[Dataset records]
————————
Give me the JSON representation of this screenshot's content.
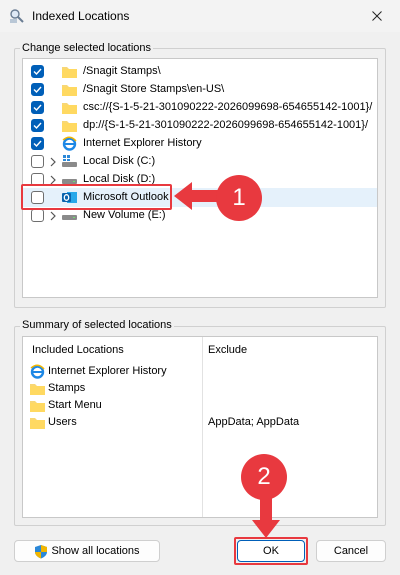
{
  "window": {
    "title": "Indexed Locations"
  },
  "change_group": {
    "label": "Change selected locations",
    "items": [
      {
        "label": "/Snagit Stamps\\",
        "checked": true,
        "icon": "folder-icon"
      },
      {
        "label": "/Snagit Store Stamps\\en-US\\",
        "checked": true,
        "icon": "folder-icon"
      },
      {
        "label": "csc://{S-1-5-21-301090222-2026099698-654655142-1001}/",
        "checked": true,
        "icon": "folder-icon"
      },
      {
        "label": "dp://{S-1-5-21-301090222-2026099698-654655142-1001}/",
        "checked": true,
        "icon": "folder-icon"
      },
      {
        "label": "Internet Explorer History",
        "checked": true,
        "icon": "internet-explorer-icon"
      },
      {
        "label": "Local Disk (C:)",
        "checked": false,
        "icon": "windows-drive-icon"
      },
      {
        "label": "Local Disk (D:)",
        "checked": false,
        "icon": "drive-icon"
      },
      {
        "label": "Microsoft Outlook",
        "checked": false,
        "icon": "outlook-icon"
      },
      {
        "label": "New Volume (E:)",
        "checked": false,
        "icon": "drive-icon"
      }
    ]
  },
  "summary_group": {
    "label": "Summary of selected locations",
    "col_included": "Included Locations",
    "col_exclude": "Exclude",
    "rows": [
      {
        "label": "Internet Explorer History",
        "exclude": "",
        "icon": "internet-explorer-icon"
      },
      {
        "label": "Stamps",
        "exclude": "",
        "icon": "folder-icon"
      },
      {
        "label": "Start Menu",
        "exclude": "",
        "icon": "folder-icon"
      },
      {
        "label": "Users",
        "exclude": "AppData; AppData",
        "icon": "folder-icon"
      }
    ]
  },
  "buttons": {
    "show_all": "Show all locations",
    "ok": "OK",
    "cancel": "Cancel"
  },
  "annotations": {
    "step1": "1",
    "step2": "2",
    "color": "#e8393f"
  }
}
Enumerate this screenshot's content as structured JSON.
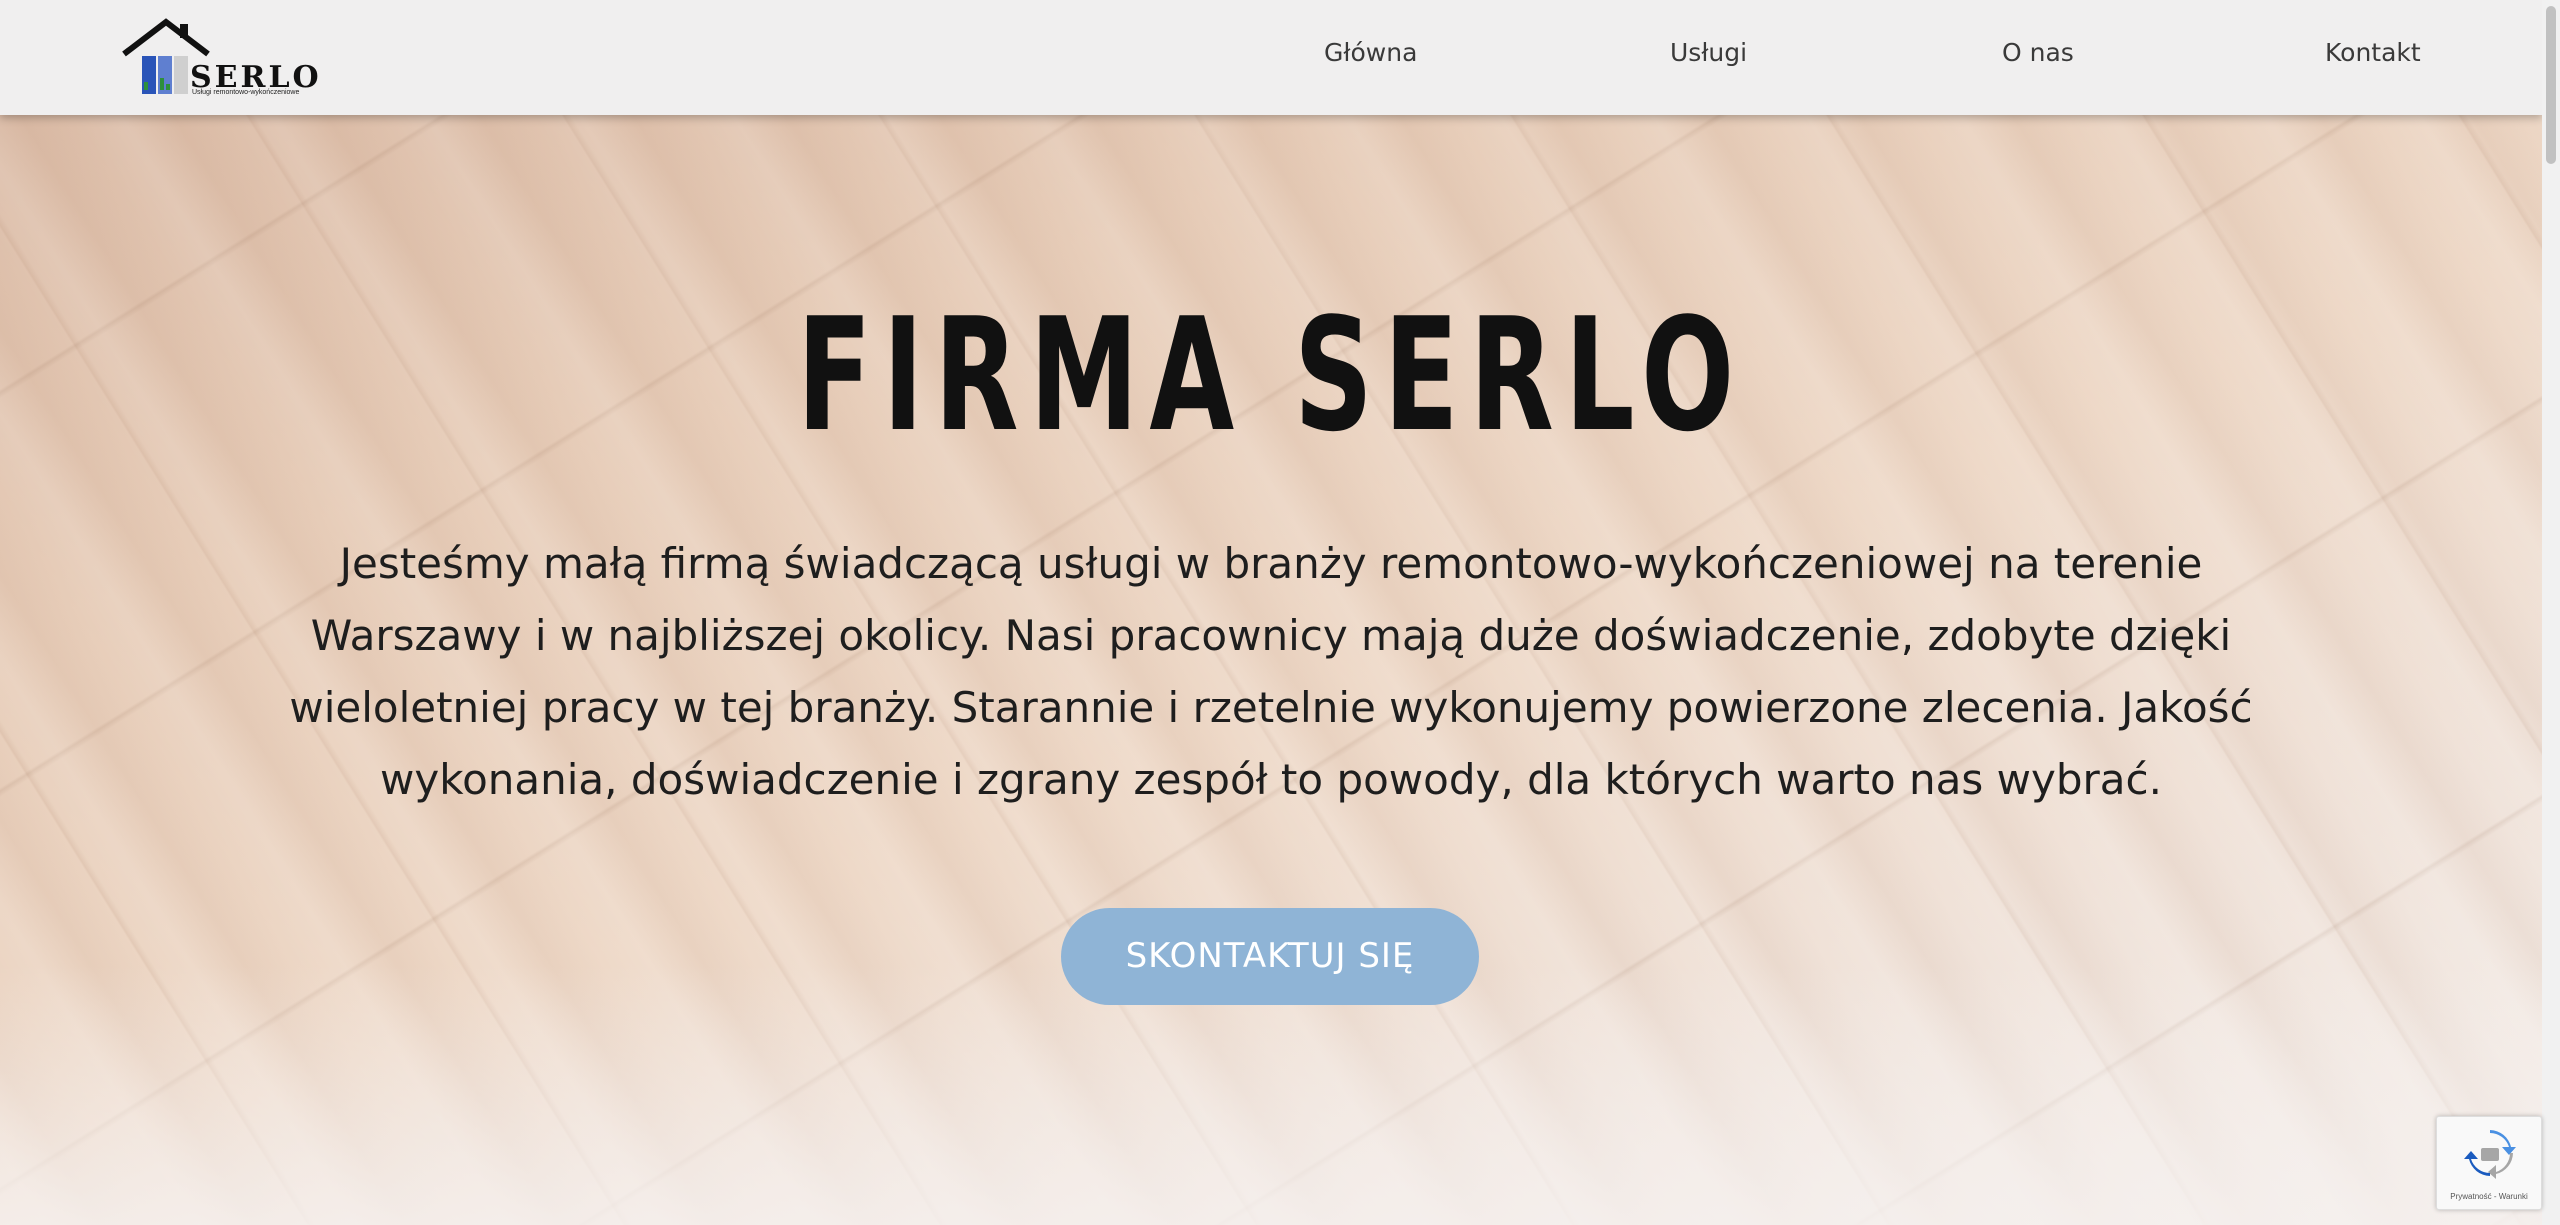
{
  "header": {
    "logo": {
      "name": "SERLO",
      "tagline": "Usługi remontowo-wykończeniowe",
      "icon": "house-roof-icon"
    },
    "nav": [
      {
        "label": "Główna"
      },
      {
        "label": "Usługi"
      },
      {
        "label": "O nas"
      },
      {
        "label": "Kontakt"
      }
    ]
  },
  "hero": {
    "title": "FIRMA SERLO",
    "intro_lines": [
      "Jesteśmy małą firmą świadczącą usługi w branży remontowo-wykończeniowej na terenie",
      "Warszawy i w najbliższej okolicy. Nasi pracownicy mają duże doświadczenie, zdobyte dzięki",
      "wieloletniej pracy w tej branży. Starannie i rzetelnie wykonujemy powierzone zlecenia. Jakość",
      "wykonania, doświadczenie i zgrany zespół to powody, dla których warto nas wybrać."
    ],
    "cta_label": "SKONTAKTUJ SIĘ"
  },
  "recaptcha": {
    "links": "Prywatność - Warunki",
    "icon": "recaptcha-icon"
  },
  "colors": {
    "cta_background": "#8fb4d6",
    "header_background": "#f0efef",
    "text": "#1e1e1e"
  }
}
————————
[Task goal]
Copy each line in full and exactly, omitting any picture.

[Solution]
Give me the JSON representation of this screenshot's content.
{
  "window": {
    "title": "Indexed Locations"
  },
  "change_group": {
    "label": "Change selected locations",
    "items": [
      {
        "label": "/Snagit Stamps\\",
        "checked": true,
        "icon": "folder-icon"
      },
      {
        "label": "/Snagit Store Stamps\\en-US\\",
        "checked": true,
        "icon": "folder-icon"
      },
      {
        "label": "csc://{S-1-5-21-301090222-2026099698-654655142-1001}/",
        "checked": true,
        "icon": "folder-icon"
      },
      {
        "label": "dp://{S-1-5-21-301090222-2026099698-654655142-1001}/",
        "checked": true,
        "icon": "folder-icon"
      },
      {
        "label": "Internet Explorer History",
        "checked": true,
        "icon": "internet-explorer-icon"
      },
      {
        "label": "Local Disk (C:)",
        "checked": false,
        "icon": "windows-drive-icon"
      },
      {
        "label": "Local Disk (D:)",
        "checked": false,
        "icon": "drive-icon"
      },
      {
        "label": "Microsoft Outlook",
        "checked": false,
        "icon": "outlook-icon"
      },
      {
        "label": "New Volume (E:)",
        "checked": false,
        "icon": "drive-icon"
      }
    ]
  },
  "summary_group": {
    "label": "Summary of selected locations",
    "col_included": "Included Locations",
    "col_exclude": "Exclude",
    "rows": [
      {
        "label": "Internet Explorer History",
        "exclude": "",
        "icon": "internet-explorer-icon"
      },
      {
        "label": "Stamps",
        "exclude": "",
        "icon": "folder-icon"
      },
      {
        "label": "Start Menu",
        "exclude": "",
        "icon": "folder-icon"
      },
      {
        "label": "Users",
        "exclude": "AppData; AppData",
        "icon": "folder-icon"
      }
    ]
  },
  "buttons": {
    "show_all": "Show all locations",
    "ok": "OK",
    "cancel": "Cancel"
  },
  "annotations": {
    "step1": "1",
    "step2": "2",
    "color": "#e8393f"
  }
}
Enumerate this screenshot's content as structured JSON.
{
  "header": {
    "logo": {
      "name": "SERLO",
      "tagline": "Usługi remontowo-wykończeniowe",
      "icon": "house-roof-icon"
    },
    "nav": [
      {
        "label": "Główna"
      },
      {
        "label": "Usługi"
      },
      {
        "label": "O nas"
      },
      {
        "label": "Kontakt"
      }
    ]
  },
  "hero": {
    "title": "FIRMA SERLO",
    "intro_lines": [
      "Jesteśmy małą firmą świadczącą usługi w branży remontowo-wykończeniowej na terenie",
      "Warszawy i w najbliższej okolicy. Nasi pracownicy mają duże doświadczenie, zdobyte dzięki",
      "wieloletniej pracy w tej branży. Starannie i rzetelnie wykonujemy powierzone zlecenia. Jakość",
      "wykonania, doświadczenie i zgrany zespół to powody, dla których warto nas wybrać."
    ],
    "cta_label": "SKONTAKTUJ SIĘ"
  },
  "recaptcha": {
    "links": "Prywatność - Warunki",
    "icon": "recaptcha-icon"
  },
  "colors": {
    "cta_background": "#8fb4d6",
    "header_background": "#f0efef",
    "text": "#1e1e1e"
  }
}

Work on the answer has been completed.